[START]

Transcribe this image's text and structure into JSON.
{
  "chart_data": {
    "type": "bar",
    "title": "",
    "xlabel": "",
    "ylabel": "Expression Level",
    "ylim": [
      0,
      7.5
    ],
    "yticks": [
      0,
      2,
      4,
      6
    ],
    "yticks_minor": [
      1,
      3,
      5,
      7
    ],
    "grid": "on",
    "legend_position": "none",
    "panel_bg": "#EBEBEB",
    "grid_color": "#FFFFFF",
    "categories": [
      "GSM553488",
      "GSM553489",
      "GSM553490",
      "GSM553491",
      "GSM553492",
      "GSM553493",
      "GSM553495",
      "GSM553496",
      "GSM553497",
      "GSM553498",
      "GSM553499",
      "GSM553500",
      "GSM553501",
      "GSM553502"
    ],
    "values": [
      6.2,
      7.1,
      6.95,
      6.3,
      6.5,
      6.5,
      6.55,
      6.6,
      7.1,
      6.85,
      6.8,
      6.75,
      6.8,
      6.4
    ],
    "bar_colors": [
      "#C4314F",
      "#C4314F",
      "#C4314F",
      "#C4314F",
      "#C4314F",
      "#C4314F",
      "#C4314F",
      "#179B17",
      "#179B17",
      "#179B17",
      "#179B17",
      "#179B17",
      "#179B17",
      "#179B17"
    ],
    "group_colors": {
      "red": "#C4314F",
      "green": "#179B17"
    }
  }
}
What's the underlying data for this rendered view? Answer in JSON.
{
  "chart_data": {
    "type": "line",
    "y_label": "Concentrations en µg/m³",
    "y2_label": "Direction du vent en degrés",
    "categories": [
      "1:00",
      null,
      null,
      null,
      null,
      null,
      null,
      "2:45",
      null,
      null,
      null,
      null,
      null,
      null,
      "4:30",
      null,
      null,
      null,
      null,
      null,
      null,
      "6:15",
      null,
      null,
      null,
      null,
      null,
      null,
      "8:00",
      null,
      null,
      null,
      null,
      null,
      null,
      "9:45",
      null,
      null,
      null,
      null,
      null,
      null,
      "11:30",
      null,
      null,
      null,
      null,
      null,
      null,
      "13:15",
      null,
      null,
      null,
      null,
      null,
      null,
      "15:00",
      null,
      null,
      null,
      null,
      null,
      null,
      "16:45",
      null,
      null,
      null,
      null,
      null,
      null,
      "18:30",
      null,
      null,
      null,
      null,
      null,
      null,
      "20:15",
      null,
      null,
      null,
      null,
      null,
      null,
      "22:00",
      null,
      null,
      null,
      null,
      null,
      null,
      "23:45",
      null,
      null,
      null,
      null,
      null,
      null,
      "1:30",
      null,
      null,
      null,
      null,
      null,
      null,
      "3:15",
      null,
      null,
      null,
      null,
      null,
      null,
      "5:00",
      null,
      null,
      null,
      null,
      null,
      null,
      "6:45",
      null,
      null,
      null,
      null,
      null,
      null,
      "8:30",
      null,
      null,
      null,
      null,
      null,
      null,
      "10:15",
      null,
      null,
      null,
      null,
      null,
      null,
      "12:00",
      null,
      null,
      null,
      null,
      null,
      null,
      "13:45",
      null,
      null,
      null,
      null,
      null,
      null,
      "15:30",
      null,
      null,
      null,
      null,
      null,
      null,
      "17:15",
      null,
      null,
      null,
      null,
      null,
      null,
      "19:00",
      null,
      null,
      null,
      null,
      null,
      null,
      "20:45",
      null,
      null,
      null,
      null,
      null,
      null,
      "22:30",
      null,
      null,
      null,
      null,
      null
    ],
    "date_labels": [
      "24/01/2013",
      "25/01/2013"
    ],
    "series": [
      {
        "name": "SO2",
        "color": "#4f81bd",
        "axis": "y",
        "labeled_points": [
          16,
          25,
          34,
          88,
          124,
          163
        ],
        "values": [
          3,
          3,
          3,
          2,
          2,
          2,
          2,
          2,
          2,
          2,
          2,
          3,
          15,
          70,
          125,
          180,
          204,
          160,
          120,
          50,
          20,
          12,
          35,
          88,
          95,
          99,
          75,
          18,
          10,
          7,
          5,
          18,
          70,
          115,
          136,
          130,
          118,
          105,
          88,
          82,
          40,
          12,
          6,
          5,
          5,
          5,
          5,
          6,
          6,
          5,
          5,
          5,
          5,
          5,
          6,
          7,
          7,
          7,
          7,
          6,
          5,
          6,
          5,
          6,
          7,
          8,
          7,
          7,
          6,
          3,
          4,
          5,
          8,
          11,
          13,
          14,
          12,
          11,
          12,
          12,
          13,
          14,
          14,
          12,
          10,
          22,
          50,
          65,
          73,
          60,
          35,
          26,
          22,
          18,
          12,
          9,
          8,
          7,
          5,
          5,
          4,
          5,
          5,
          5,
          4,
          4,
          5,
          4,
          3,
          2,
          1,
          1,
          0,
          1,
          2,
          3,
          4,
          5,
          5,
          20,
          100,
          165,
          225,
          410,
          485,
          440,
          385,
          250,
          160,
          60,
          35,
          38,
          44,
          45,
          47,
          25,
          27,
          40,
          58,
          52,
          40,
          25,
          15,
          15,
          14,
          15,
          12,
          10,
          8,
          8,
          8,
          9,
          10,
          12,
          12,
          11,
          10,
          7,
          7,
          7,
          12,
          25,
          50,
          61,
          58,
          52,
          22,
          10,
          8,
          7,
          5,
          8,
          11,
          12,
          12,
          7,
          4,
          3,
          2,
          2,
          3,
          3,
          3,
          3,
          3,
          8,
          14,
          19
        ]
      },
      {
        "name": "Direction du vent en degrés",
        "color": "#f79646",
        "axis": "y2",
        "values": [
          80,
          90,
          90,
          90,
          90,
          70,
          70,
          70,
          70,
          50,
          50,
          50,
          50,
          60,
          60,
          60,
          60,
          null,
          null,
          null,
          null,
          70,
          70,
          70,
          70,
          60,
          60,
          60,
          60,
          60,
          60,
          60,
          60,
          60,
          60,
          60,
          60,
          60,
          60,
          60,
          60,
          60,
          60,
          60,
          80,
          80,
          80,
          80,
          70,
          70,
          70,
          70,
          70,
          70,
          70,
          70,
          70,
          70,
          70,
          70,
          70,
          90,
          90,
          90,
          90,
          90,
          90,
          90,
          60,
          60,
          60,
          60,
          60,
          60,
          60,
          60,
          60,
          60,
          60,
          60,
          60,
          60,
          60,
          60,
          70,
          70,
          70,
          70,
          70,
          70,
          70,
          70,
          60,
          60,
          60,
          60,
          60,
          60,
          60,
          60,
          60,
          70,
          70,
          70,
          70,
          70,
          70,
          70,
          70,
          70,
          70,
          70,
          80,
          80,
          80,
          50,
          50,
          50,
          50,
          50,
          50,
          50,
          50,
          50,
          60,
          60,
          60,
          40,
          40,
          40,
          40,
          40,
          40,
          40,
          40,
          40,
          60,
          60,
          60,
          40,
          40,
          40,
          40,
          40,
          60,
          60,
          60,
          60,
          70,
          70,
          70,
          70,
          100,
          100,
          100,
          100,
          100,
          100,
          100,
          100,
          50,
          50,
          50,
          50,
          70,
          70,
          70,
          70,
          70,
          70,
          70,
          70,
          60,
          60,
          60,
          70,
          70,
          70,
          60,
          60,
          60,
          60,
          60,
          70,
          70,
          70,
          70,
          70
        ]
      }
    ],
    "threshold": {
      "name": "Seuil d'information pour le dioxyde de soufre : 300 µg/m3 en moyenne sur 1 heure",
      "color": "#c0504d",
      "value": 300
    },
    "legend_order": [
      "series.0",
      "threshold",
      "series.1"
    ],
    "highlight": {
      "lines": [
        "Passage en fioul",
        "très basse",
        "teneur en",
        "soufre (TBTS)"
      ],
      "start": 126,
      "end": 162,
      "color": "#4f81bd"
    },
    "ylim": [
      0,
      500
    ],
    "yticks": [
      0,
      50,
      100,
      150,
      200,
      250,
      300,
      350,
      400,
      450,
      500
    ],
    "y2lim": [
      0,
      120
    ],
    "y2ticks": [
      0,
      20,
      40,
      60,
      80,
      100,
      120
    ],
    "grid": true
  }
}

[END]

> _PROBLEM REQUIREMENTS_:
Copy out every line that includes the word "JSON".

> _RESULT OF THIS EXERCISE_:
Transcribe this image's text and structure into JSON.
What's the underlying data for this rendered view? Answer in JSON.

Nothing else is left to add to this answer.